--- Information supplied ---

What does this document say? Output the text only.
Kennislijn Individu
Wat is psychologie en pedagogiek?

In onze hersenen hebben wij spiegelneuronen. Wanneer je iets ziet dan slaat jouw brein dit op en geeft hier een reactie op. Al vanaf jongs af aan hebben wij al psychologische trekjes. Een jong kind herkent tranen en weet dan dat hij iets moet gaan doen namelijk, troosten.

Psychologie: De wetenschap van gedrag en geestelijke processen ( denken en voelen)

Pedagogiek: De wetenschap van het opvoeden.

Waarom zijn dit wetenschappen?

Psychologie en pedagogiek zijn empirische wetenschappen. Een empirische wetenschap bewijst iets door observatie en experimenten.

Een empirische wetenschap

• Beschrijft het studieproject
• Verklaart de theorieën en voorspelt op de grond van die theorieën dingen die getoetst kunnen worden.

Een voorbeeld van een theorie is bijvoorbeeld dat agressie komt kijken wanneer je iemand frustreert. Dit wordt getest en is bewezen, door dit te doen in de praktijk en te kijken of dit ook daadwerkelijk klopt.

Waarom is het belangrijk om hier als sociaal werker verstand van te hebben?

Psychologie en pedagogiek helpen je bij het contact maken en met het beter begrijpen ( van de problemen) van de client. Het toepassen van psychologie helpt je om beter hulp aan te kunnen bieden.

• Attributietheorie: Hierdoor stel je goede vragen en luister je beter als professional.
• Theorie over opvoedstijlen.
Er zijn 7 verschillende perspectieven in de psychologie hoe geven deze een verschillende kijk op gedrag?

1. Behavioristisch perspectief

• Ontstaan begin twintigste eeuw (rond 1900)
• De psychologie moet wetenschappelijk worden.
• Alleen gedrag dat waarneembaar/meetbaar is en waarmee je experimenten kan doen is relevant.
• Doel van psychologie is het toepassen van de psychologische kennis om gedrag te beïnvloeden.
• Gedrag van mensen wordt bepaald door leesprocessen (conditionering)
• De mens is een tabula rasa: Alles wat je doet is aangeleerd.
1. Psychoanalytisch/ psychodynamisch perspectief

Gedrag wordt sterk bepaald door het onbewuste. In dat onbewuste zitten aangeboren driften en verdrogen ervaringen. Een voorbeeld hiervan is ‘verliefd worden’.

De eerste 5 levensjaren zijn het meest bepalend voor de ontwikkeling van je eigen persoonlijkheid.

--- Directive ---
Check each line of the records for the word "wordt" and extract those that contain it.

--- Output ---
Een voorbeeld van een theorie is bijvoorbeeld dat agressie komt kijken wanneer je iemand frustreert. Dit wordt getest en is bewezen, door dit te doen in de praktijk en te kijken of dit ook daadwerkelijk klopt.
• Gedrag van mensen wordt bepaald door leesprocessen (conditionering)
Gedrag wordt sterk bepaald door het onbewuste. In dat onbewuste zitten aangeboren driften en verdrogen ervaringen. Een voorbeeld hiervan is ‘verliefd worden’.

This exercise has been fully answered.